[A run of records]

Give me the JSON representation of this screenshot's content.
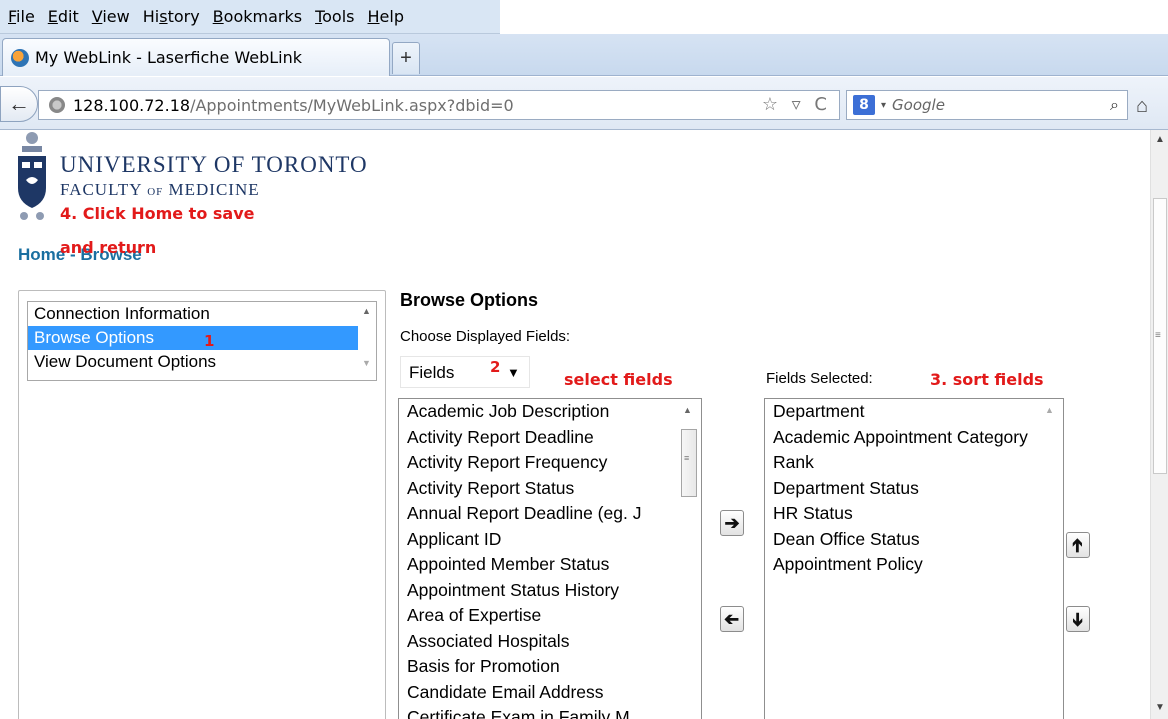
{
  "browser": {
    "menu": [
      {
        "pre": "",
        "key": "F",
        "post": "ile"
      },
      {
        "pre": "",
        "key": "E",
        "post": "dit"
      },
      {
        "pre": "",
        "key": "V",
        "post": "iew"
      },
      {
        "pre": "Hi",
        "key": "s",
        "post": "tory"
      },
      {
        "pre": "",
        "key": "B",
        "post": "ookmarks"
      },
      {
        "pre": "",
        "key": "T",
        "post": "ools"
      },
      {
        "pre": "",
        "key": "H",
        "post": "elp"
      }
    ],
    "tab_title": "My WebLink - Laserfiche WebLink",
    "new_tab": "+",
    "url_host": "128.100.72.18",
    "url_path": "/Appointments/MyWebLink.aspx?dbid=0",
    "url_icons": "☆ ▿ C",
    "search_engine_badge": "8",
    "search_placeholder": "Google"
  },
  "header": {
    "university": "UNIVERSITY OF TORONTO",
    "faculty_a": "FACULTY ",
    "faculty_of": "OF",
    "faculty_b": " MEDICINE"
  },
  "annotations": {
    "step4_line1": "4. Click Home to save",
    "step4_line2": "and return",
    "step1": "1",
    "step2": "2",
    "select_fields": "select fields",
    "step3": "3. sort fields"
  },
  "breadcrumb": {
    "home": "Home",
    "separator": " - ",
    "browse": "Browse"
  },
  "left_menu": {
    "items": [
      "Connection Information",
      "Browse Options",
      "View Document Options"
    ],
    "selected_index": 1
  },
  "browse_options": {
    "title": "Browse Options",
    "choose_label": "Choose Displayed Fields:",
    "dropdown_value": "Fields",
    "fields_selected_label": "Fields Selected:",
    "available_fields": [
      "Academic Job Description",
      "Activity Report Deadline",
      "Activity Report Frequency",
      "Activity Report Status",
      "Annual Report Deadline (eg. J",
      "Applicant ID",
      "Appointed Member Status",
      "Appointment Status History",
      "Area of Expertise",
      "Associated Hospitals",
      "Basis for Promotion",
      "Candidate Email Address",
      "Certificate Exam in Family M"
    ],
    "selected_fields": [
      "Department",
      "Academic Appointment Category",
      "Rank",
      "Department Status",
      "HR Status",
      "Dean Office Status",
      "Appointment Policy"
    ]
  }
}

[Aim of the exercise]
The data above needs to be retyped exactly, with the images left out.

[Written answer]
Give me the JSON representation of this screenshot's content.
{
  "browser": {
    "menu": [
      {
        "pre": "",
        "key": "F",
        "post": "ile"
      },
      {
        "pre": "",
        "key": "E",
        "post": "dit"
      },
      {
        "pre": "",
        "key": "V",
        "post": "iew"
      },
      {
        "pre": "Hi",
        "key": "s",
        "post": "tory"
      },
      {
        "pre": "",
        "key": "B",
        "post": "ookmarks"
      },
      {
        "pre": "",
        "key": "T",
        "post": "ools"
      },
      {
        "pre": "",
        "key": "H",
        "post": "elp"
      }
    ],
    "tab_title": "My WebLink - Laserfiche WebLink",
    "new_tab": "+",
    "url_host": "128.100.72.18",
    "url_path": "/Appointments/MyWebLink.aspx?dbid=0",
    "url_icons": "☆ ▿ C",
    "search_engine_badge": "8",
    "search_placeholder": "Google"
  },
  "header": {
    "university": "UNIVERSITY OF TORONTO",
    "faculty_a": "FACULTY ",
    "faculty_of": "OF",
    "faculty_b": " MEDICINE"
  },
  "annotations": {
    "step4_line1": "4. Click Home to save",
    "step4_line2": "and return",
    "step1": "1",
    "step2": "2",
    "select_fields": "select fields",
    "step3": "3. sort fields"
  },
  "breadcrumb": {
    "home": "Home",
    "separator": " - ",
    "browse": "Browse"
  },
  "left_menu": {
    "items": [
      "Connection Information",
      "Browse Options",
      "View Document Options"
    ],
    "selected_index": 1
  },
  "browse_options": {
    "title": "Browse Options",
    "choose_label": "Choose Displayed Fields:",
    "dropdown_value": "Fields",
    "fields_selected_label": "Fields Selected:",
    "available_fields": [
      "Academic Job Description",
      "Activity Report Deadline",
      "Activity Report Frequency",
      "Activity Report Status",
      "Annual Report Deadline (eg. J",
      "Applicant ID",
      "Appointed Member Status",
      "Appointment Status History",
      "Area of Expertise",
      "Associated Hospitals",
      "Basis for Promotion",
      "Candidate Email Address",
      "Certificate Exam in Family M"
    ],
    "selected_fields": [
      "Department",
      "Academic Appointment Category",
      "Rank",
      "Department Status",
      "HR Status",
      "Dean Office Status",
      "Appointment Policy"
    ]
  }
}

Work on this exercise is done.